### [Entries shown]
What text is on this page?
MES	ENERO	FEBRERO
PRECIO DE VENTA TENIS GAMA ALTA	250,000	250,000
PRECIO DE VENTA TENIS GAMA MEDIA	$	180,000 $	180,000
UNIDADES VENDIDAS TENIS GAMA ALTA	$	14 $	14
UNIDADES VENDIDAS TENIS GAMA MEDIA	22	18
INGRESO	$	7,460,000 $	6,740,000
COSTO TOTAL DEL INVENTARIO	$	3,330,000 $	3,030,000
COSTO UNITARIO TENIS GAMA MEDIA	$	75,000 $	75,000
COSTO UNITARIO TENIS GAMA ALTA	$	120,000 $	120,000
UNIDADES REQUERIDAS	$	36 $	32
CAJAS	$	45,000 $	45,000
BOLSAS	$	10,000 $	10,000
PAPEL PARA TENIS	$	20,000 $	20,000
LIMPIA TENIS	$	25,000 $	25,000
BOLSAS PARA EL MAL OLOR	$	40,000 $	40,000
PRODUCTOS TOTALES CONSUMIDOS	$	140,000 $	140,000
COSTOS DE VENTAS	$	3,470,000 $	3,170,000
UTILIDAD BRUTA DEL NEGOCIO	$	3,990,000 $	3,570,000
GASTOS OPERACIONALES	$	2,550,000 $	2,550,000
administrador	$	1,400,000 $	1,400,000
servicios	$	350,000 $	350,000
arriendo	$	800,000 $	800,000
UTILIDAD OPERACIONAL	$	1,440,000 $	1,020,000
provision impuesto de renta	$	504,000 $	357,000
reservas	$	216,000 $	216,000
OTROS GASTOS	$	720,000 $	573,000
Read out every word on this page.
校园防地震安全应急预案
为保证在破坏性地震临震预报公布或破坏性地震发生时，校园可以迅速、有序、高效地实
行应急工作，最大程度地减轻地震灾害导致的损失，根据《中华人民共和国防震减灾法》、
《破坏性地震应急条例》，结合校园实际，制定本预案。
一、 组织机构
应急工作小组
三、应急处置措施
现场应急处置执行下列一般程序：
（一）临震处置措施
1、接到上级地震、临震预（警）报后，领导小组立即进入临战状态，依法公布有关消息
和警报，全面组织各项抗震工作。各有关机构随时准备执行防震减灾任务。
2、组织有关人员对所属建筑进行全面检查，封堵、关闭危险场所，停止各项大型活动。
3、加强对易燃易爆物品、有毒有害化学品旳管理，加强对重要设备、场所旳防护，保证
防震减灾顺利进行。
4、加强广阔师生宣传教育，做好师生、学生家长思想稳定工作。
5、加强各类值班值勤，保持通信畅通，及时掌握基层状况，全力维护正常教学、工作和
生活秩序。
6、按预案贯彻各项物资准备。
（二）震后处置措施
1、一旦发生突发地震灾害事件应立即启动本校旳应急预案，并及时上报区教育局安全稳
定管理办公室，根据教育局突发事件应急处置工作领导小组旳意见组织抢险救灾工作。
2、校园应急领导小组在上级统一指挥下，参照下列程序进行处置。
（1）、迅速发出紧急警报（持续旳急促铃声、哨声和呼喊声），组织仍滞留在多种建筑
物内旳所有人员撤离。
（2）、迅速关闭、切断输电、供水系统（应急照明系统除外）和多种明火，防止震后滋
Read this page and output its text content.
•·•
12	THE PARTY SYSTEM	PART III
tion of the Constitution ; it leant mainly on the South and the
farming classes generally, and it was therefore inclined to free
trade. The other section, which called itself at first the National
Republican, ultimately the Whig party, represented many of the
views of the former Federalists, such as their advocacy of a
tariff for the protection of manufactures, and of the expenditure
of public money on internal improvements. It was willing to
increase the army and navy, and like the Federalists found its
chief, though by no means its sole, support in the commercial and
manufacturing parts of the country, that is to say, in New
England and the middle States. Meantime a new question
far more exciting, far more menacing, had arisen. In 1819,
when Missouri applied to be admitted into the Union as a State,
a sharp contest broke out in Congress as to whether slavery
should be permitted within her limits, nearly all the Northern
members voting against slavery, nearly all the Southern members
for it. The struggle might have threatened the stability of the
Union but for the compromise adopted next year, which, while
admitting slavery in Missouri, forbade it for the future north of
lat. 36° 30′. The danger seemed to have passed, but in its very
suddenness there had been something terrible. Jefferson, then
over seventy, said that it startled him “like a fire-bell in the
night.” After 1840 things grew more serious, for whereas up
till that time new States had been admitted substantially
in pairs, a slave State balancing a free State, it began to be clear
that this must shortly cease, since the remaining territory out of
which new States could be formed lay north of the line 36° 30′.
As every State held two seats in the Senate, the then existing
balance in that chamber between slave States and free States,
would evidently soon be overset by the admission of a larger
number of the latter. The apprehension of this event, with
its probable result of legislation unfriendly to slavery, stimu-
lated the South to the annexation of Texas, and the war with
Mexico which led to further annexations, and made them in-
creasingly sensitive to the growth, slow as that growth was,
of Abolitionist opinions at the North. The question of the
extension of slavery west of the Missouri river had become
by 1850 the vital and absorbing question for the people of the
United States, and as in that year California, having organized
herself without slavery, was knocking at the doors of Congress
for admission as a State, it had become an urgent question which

### [Exercise directions]
Nothing should be changed: write out all of the data as is.

### [Exercise answer]
What text is on this page?
MES	ENERO	FEBRERO
PRECIO DE VENTA TENIS GAMA ALTA	250,000	250,000
PRECIO DE VENTA TENIS GAMA MEDIA	$	180,000 $	180,000
UNIDADES VENDIDAS TENIS GAMA ALTA	$	14 $	14
UNIDADES VENDIDAS TENIS GAMA MEDIA	22	18
INGRESO	$	7,460,000 $	6,740,000
COSTO TOTAL DEL INVENTARIO	$	3,330,000 $	3,030,000
COSTO UNITARIO TENIS GAMA MEDIA	$	75,000 $	75,000
COSTO UNITARIO TENIS GAMA ALTA	$	120,000 $	120,000
UNIDADES REQUERIDAS	$	36 $	32
CAJAS	$	45,000 $	45,000
BOLSAS	$	10,000 $	10,000
PAPEL PARA TENIS	$	20,000 $	20,000
LIMPIA TENIS	$	25,000 $	25,000
BOLSAS PARA EL MAL OLOR	$	40,000 $	40,000
PRODUCTOS TOTALES CONSUMIDOS	$	140,000 $	140,000
COSTOS DE VENTAS	$	3,470,000 $	3,170,000
UTILIDAD BRUTA DEL NEGOCIO	$	3,990,000 $	3,570,000
GASTOS OPERACIONALES	$	2,550,000 $	2,550,000
administrador	$	1,400,000 $	1,400,000
servicios	$	350,000 $	350,000
arriendo	$	800,000 $	800,000
UTILIDAD OPERACIONAL	$	1,440,000 $	1,020,000
provision impuesto de renta	$	504,000 $	357,000
reservas	$	216,000 $	216,000
OTROS GASTOS	$	720,000 $	573,000
Read out every word on this page.
校园防地震安全应急预案
为保证在破坏性地震临震预报公布或破坏性地震发生时，校园可以迅速、有序、高效地实
行应急工作，最大程度地减轻地震灾害导致的损失，根据《中华人民共和国防震减灾法》、
《破坏性地震应急条例》，结合校园实际，制定本预案。
一、 组织机构
应急工作小组
三、应急处置措施
现场应急处置执行下列一般程序：
（一）临震处置措施
1、接到上级地震、临震预（警）报后，领导小组立即进入临战状态，依法公布有关消息
和警报，全面组织各项抗震工作。各有关机构随时准备执行防震减灾任务。
2、组织有关人员对所属建筑进行全面检查，封堵、关闭危险场所，停止各项大型活动。
3、加强对易燃易爆物品、有毒有害化学品旳管理，加强对重要设备、场所旳防护，保证
防震减灾顺利进行。
4、加强广阔师生宣传教育，做好师生、学生家长思想稳定工作。
5、加强各类值班值勤，保持通信畅通，及时掌握基层状况，全力维护正常教学、工作和
生活秩序。
6、按预案贯彻各项物资准备。
（二）震后处置措施
1、一旦发生突发地震灾害事件应立即启动本校旳应急预案，并及时上报区教育局安全稳
定管理办公室，根据教育局突发事件应急处置工作领导小组旳意见组织抢险救灾工作。
2、校园应急领导小组在上级统一指挥下，参照下列程序进行处置。
（1）、迅速发出紧急警报（持续旳急促铃声、哨声和呼喊声），组织仍滞留在多种建筑
物内旳所有人员撤离。
（2）、迅速关闭、切断输电、供水系统（应急照明系统除外）和多种明火，防止震后滋
Read this page and output its text content.
•·•
12	THE PARTY SYSTEM	PART III
tion of the Constitution ; it leant mainly on the South and the
farming classes generally, and it was therefore inclined to free
trade. The other section, which called itself at first the National
Republican, ultimately the Whig party, represented many of the
views of the former Federalists, such as their advocacy of a
tariff for the protection of manufactures, and of the expenditure
of public money on internal improvements. It was willing to
increase the army and navy, and like the Federalists found its
chief, though by no means its sole, support in the commercial and
manufacturing parts of the country, that is to say, in New
England and the middle States. Meantime a new question
far more exciting, far more menacing, had arisen. In 1819,
when Missouri applied to be admitted into the Union as a State,
a sharp contest broke out in Congress as to whether slavery
should be permitted within her limits, nearly all the Northern
members voting against slavery, nearly all the Southern members
for it. The struggle might have threatened the stability of the
Union but for the compromise adopted next year, which, while
admitting slavery in Missouri, forbade it for the future north of
lat. 36° 30′. The danger seemed to have passed, but in its very
suddenness there had been something terrible. Jefferson, then
over seventy, said that it startled him “like a fire-bell in the
night.” After 1840 things grew more serious, for whereas up
till that time new States had been admitted substantially
in pairs, a slave State balancing a free State, it began to be clear
that this must shortly cease, since the remaining territory out of
which new States could be formed lay north of the line 36° 30′.
As every State held two seats in the Senate, the then existing
balance in that chamber between slave States and free States,
would evidently soon be overset by the admission of a larger
number of the latter. The apprehension of this event, with
its probable result of legislation unfriendly to slavery, stimu-
lated the South to the annexation of Texas, and the war with
Mexico which led to further annexations, and made them in-
creasingly sensitive to the growth, slow as that growth was,
of Abolitionist opinions at the North. The question of the
extension of slavery west of the Missouri river had become
by 1850 the vital and absorbing question for the people of the
United States, and as in that year California, having organized
herself without slavery, was knocking at the doors of Congress
for admission as a State, it had become an urgent question which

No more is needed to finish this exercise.